* [Provided records]:
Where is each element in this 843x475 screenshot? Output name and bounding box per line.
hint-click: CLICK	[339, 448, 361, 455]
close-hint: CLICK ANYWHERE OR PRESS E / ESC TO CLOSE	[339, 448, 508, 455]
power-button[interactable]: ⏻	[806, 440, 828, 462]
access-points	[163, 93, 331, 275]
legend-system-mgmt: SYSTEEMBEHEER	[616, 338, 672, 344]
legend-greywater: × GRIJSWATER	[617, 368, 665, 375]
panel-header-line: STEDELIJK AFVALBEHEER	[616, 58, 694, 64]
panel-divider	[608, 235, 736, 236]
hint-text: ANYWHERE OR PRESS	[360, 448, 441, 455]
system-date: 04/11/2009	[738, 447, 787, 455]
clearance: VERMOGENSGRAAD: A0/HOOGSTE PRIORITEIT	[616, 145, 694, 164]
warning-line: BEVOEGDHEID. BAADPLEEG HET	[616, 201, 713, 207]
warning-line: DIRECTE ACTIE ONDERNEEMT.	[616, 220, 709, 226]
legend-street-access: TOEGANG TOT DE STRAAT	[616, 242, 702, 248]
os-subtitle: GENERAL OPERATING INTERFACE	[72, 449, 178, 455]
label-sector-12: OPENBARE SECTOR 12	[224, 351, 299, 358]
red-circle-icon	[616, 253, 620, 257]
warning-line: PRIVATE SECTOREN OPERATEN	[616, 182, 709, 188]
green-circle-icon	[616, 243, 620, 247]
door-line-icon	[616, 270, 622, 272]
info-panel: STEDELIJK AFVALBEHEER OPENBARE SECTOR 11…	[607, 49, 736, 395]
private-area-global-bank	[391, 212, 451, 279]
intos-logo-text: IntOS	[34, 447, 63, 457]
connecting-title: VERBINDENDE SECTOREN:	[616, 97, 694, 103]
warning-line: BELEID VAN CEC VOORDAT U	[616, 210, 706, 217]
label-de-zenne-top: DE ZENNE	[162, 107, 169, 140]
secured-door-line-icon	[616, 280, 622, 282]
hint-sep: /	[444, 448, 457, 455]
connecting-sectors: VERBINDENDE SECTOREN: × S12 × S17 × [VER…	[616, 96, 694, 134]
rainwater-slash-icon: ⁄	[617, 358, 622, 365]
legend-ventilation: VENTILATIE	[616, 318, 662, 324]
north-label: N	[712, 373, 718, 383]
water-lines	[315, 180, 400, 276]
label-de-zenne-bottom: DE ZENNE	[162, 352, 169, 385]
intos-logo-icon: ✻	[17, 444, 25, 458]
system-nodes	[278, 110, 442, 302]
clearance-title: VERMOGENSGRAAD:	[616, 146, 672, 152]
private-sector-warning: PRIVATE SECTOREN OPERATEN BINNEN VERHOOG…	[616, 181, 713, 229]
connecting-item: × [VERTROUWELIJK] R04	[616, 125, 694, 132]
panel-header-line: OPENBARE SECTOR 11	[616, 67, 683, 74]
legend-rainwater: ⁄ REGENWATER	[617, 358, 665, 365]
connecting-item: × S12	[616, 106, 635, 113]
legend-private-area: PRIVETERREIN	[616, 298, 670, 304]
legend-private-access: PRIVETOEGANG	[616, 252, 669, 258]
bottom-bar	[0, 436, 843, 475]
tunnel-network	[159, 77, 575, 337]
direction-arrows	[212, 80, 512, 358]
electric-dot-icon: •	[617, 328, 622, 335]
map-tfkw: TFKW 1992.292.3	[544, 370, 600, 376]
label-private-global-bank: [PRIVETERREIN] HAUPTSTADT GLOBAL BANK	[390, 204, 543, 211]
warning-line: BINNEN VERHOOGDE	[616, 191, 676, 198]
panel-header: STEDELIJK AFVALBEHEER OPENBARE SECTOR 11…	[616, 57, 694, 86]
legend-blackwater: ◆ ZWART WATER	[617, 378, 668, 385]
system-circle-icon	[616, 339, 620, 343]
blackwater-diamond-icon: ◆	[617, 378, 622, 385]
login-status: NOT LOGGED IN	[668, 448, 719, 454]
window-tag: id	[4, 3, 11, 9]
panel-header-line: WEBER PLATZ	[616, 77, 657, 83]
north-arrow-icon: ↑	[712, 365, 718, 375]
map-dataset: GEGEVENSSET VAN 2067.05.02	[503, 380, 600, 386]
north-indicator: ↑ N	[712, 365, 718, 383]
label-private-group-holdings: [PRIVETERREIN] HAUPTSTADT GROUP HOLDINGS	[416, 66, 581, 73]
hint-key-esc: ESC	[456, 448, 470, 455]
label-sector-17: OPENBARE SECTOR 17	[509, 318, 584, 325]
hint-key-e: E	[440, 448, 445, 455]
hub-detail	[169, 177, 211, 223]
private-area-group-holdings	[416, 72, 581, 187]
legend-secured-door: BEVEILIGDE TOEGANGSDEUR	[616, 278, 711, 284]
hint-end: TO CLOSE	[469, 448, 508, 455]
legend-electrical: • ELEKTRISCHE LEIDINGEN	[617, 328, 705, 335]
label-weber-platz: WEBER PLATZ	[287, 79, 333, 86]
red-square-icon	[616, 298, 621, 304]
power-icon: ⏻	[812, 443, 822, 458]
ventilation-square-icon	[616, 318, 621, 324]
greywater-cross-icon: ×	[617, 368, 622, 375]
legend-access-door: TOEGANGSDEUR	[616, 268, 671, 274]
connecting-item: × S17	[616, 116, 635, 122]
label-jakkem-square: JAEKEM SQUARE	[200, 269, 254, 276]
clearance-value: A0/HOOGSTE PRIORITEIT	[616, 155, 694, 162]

* [Work to be completed]: Update the items above by replacing "warning-line" with "warning-text" wherever it occurs, and give every line again with nothing else changed.

* [Written answer]:
Where is each element in this 843x475 screenshot? Output name and bounding box per line.
hint-click: CLICK	[339, 448, 361, 455]
close-hint: CLICK ANYWHERE OR PRESS E / ESC TO CLOSE	[339, 448, 508, 455]
power-button[interactable]: ⏻	[806, 440, 828, 462]
access-points	[163, 93, 331, 275]
legend-system-mgmt: SYSTEEMBEHEER	[616, 338, 672, 344]
legend-greywater: × GRIJSWATER	[617, 368, 665, 375]
panel-header-line: STEDELIJK AFVALBEHEER	[616, 58, 694, 64]
panel-divider	[608, 235, 736, 236]
hint-text: ANYWHERE OR PRESS	[360, 448, 441, 455]
system-date: 04/11/2009	[738, 447, 787, 455]
clearance: VERMOGENSGRAAD: A0/HOOGSTE PRIORITEIT	[616, 145, 694, 164]
warning-text: BEVOEGDHEID. BAADPLEEG HET	[616, 201, 713, 207]
warning-text: DIRECTE ACTIE ONDERNEEMT.	[616, 220, 709, 226]
legend-street-access: TOEGANG TOT DE STRAAT	[616, 242, 702, 248]
os-subtitle: GENERAL OPERATING INTERFACE	[72, 449, 178, 455]
label-sector-12: OPENBARE SECTOR 12	[224, 351, 299, 358]
red-circle-icon	[616, 253, 620, 257]
warning-text: PRIVATE SECTOREN OPERATEN	[616, 182, 709, 188]
green-circle-icon	[616, 243, 620, 247]
door-line-icon	[616, 270, 622, 272]
info-panel: STEDELIJK AFVALBEHEER OPENBARE SECTOR 11…	[607, 49, 736, 395]
private-area-global-bank	[391, 212, 451, 279]
intos-logo-text: IntOS	[34, 447, 63, 457]
connecting-title: VERBINDENDE SECTOREN:	[616, 97, 694, 103]
warning-text: BELEID VAN CEC VOORDAT U	[616, 210, 706, 217]
label-de-zenne-top: DE ZENNE	[162, 107, 169, 140]
secured-door-line-icon	[616, 280, 622, 282]
hint-sep: /	[444, 448, 457, 455]
connecting-sectors: VERBINDENDE SECTOREN: × S12 × S17 × [VER…	[616, 96, 694, 134]
rainwater-slash-icon: ⁄	[617, 358, 622, 365]
legend-ventilation: VENTILATIE	[616, 318, 662, 324]
north-label: N	[712, 373, 718, 383]
water-lines	[315, 180, 400, 276]
label-de-zenne-bottom: DE ZENNE	[162, 352, 169, 385]
intos-logo-icon: ✻	[17, 444, 25, 458]
system-nodes	[278, 110, 442, 302]
clearance-title: VERMOGENSGRAAD:	[616, 146, 672, 152]
private-sector-warning: PRIVATE SECTOREN OPERATEN BINNEN VERHOOG…	[616, 181, 713, 229]
connecting-item: × [VERTROUWELIJK] R04	[616, 125, 694, 132]
panel-header-line: OPENBARE SECTOR 11	[616, 67, 683, 74]
legend-rainwater: ⁄ REGENWATER	[617, 358, 665, 365]
connecting-item: × S12	[616, 106, 635, 113]
legend-private-area: PRIVETERREIN	[616, 298, 670, 304]
legend-private-access: PRIVETOEGANG	[616, 252, 669, 258]
bottom-bar	[0, 436, 843, 475]
tunnel-network	[159, 77, 575, 337]
direction-arrows	[212, 80, 512, 358]
electric-dot-icon: •	[617, 328, 622, 335]
map-tfkw: TFKW 1992.292.3	[544, 370, 600, 376]
label-private-global-bank: [PRIVETERREIN] HAUPTSTADT GLOBAL BANK	[390, 204, 543, 211]
warning-text: BINNEN VERHOOGDE	[616, 191, 676, 198]
panel-header: STEDELIJK AFVALBEHEER OPENBARE SECTOR 11…	[616, 57, 694, 86]
legend-blackwater: ◆ ZWART WATER	[617, 378, 668, 385]
system-circle-icon	[616, 339, 620, 343]
blackwater-diamond-icon: ◆	[617, 378, 622, 385]
login-status: NOT LOGGED IN	[668, 448, 719, 454]
window-tag: id	[4, 3, 11, 9]
panel-header-line: WEBER PLATZ	[616, 77, 657, 83]
north-arrow-icon: ↑	[712, 365, 718, 375]
map-dataset: GEGEVENSSET VAN 2067.05.02	[503, 380, 600, 386]
north-indicator: ↑ N	[712, 365, 718, 383]
label-private-group-holdings: [PRIVETERREIN] HAUPTSTADT GROUP HOLDINGS	[416, 66, 581, 73]
hint-key-esc: ESC	[456, 448, 470, 455]
label-sector-17: OPENBARE SECTOR 17	[509, 318, 584, 325]
hint-key-e: E	[440, 448, 445, 455]
hub-detail	[169, 177, 211, 223]
private-area-group-holdings	[416, 72, 581, 187]
legend-secured-door: BEVEILIGDE TOEGANGSDEUR	[616, 278, 711, 284]
hint-end: TO CLOSE	[469, 448, 508, 455]
legend-electrical: • ELEKTRISCHE LEIDINGEN	[617, 328, 705, 335]
label-weber-platz: WEBER PLATZ	[287, 79, 333, 86]
red-square-icon	[616, 298, 621, 304]
power-icon: ⏻	[812, 443, 822, 458]
ventilation-square-icon	[616, 318, 621, 324]
greywater-cross-icon: ×	[617, 368, 622, 375]
legend-access-door: TOEGANGSDEUR	[616, 268, 671, 274]
connecting-item: × S17	[616, 116, 635, 122]
label-jakkem-square: JAEKEM SQUARE	[200, 269, 254, 276]
clearance-value: A0/HOOGSTE PRIORITEIT	[616, 155, 694, 162]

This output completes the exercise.